Data provided:
* * * * * * *

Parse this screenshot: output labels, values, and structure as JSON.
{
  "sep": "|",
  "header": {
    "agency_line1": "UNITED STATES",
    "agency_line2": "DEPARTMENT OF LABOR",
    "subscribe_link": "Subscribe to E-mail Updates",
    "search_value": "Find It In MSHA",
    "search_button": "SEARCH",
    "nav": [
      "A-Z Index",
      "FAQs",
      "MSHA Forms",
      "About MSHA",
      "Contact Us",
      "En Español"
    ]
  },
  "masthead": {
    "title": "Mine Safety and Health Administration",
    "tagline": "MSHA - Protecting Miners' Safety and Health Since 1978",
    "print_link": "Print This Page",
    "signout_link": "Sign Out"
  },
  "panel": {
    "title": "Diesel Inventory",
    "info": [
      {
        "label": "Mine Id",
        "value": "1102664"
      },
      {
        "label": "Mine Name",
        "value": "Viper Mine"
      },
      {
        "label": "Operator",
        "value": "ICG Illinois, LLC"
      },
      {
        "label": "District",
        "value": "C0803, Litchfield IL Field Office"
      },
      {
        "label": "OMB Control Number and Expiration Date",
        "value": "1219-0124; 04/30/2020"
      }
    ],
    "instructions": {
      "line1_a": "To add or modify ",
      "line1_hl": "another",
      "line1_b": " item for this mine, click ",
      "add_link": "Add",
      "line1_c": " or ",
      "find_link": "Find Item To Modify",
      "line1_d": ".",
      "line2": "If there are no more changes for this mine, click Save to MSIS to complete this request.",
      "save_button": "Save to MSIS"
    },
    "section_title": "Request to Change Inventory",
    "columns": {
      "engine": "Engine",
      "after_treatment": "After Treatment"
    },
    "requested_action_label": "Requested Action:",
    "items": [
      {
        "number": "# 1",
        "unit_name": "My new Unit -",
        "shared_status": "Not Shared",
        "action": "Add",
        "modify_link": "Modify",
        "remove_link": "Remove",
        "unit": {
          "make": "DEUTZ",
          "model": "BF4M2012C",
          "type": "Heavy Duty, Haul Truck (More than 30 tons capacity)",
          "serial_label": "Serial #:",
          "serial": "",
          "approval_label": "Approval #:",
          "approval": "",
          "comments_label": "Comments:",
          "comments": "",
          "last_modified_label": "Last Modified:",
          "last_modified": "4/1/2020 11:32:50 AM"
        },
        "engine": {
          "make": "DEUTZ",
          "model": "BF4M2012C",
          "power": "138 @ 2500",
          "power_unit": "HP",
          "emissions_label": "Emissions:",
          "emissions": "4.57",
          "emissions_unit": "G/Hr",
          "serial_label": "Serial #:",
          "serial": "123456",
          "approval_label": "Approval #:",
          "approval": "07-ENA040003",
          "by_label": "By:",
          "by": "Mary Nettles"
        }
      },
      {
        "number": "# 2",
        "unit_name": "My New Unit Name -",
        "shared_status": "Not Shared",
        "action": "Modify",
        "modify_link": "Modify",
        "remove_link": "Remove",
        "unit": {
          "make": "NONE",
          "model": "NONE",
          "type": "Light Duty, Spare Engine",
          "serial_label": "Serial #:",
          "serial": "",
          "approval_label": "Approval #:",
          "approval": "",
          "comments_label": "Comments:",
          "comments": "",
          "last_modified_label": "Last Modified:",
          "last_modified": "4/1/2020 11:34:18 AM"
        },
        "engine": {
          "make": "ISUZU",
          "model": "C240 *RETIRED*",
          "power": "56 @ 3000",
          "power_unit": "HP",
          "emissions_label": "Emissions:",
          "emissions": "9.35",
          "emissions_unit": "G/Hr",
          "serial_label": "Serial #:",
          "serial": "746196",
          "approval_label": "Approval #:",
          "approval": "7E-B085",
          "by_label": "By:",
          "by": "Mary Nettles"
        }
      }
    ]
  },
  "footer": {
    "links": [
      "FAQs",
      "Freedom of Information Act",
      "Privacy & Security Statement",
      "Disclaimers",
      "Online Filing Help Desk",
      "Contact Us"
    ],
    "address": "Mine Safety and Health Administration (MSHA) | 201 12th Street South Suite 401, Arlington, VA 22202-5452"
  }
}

* * * * * * *

Short exercise: Copy every line verbatim.

Response for this exercise:
Parse this screenshot: output labels, values, and structure as JSON.
{
  "sep": "|",
  "header": {
    "agency_line1": "UNITED STATES",
    "agency_line2": "DEPARTMENT OF LABOR",
    "subscribe_link": "Subscribe to E-mail Updates",
    "search_value": "Find It In MSHA",
    "search_button": "SEARCH",
    "nav": [
      "A-Z Index",
      "FAQs",
      "MSHA Forms",
      "About MSHA",
      "Contact Us",
      "En Español"
    ]
  },
  "masthead": {
    "title": "Mine Safety and Health Administration",
    "tagline": "MSHA - Protecting Miners' Safety and Health Since 1978",
    "print_link": "Print This Page",
    "signout_link": "Sign Out"
  },
  "panel": {
    "title": "Diesel Inventory",
    "info": [
      {
        "label": "Mine Id",
        "value": "1102664"
      },
      {
        "label": "Mine Name",
        "value": "Viper Mine"
      },
      {
        "label": "Operator",
        "value": "ICG Illinois, LLC"
      },
      {
        "label": "District",
        "value": "C0803, Litchfield IL Field Office"
      },
      {
        "label": "OMB Control Number and Expiration Date",
        "value": "1219-0124; 04/30/2020"
      }
    ],
    "instructions": {
      "line1_a": "To add or modify ",
      "line1_hl": "another",
      "line1_b": " item for this mine, click ",
      "add_link": "Add",
      "line1_c": " or ",
      "find_link": "Find Item To Modify",
      "line1_d": ".",
      "line2": "If there are no more changes for this mine, click Save to MSIS to complete this request.",
      "save_button": "Save to MSIS"
    },
    "section_title": "Request to Change Inventory",
    "columns": {
      "engine": "Engine",
      "after_treatment": "After Treatment"
    },
    "requested_action_label": "Requested Action:",
    "items": [
      {
        "number": "# 1",
        "unit_name": "My new Unit -",
        "shared_status": "Not Shared",
        "action": "Add",
        "modify_link": "Modify",
        "remove_link": "Remove",
        "unit": {
          "make": "DEUTZ",
          "model": "BF4M2012C",
          "type": "Heavy Duty, Haul Truck (More than 30 tons capacity)",
          "serial_label": "Serial #:",
          "serial": "",
          "approval_label": "Approval #:",
          "approval": "",
          "comments_label": "Comments:",
          "comments": "",
          "last_modified_label": "Last Modified:",
          "last_modified": "4/1/2020 11:32:50 AM"
        },
        "engine": {
          "make": "DEUTZ",
          "model": "BF4M2012C",
          "power": "138 @ 2500",
          "power_unit": "HP",
          "emissions_label": "Emissions:",
          "emissions": "4.57",
          "emissions_unit": "G/Hr",
          "serial_label": "Serial #:",
          "serial": "123456",
          "approval_label": "Approval #:",
          "approval": "07-ENA040003",
          "by_label": "By:",
          "by": "Mary Nettles"
        }
      },
      {
        "number": "# 2",
        "unit_name": "My New Unit Name -",
        "shared_status": "Not Shared",
        "action": "Modify",
        "modify_link": "Modify",
        "remove_link": "Remove",
        "unit": {
          "make": "NONE",
          "model": "NONE",
          "type": "Light Duty, Spare Engine",
          "serial_label": "Serial #:",
          "serial": "",
          "approval_label": "Approval #:",
          "approval": "",
          "comments_label": "Comments:",
          "comments": "",
          "last_modified_label": "Last Modified:",
          "last_modified": "4/1/2020 11:34:18 AM"
        },
        "engine": {
          "make": "ISUZU",
          "model": "C240 *RETIRED*",
          "power": "56 @ 3000",
          "power_unit": "HP",
          "emissions_label": "Emissions:",
          "emissions": "9.35",
          "emissions_unit": "G/Hr",
          "serial_label": "Serial #:",
          "serial": "746196",
          "approval_label": "Approval #:",
          "approval": "7E-B085",
          "by_label": "By:",
          "by": "Mary Nettles"
        }
      }
    ]
  },
  "footer": {
    "links": [
      "FAQs",
      "Freedom of Information Act",
      "Privacy & Security Statement",
      "Disclaimers",
      "Online Filing Help Desk",
      "Contact Us"
    ],
    "address": "Mine Safety and Health Administration (MSHA) | 201 12th Street South Suite 401, Arlington, VA 22202-5452"
  }
}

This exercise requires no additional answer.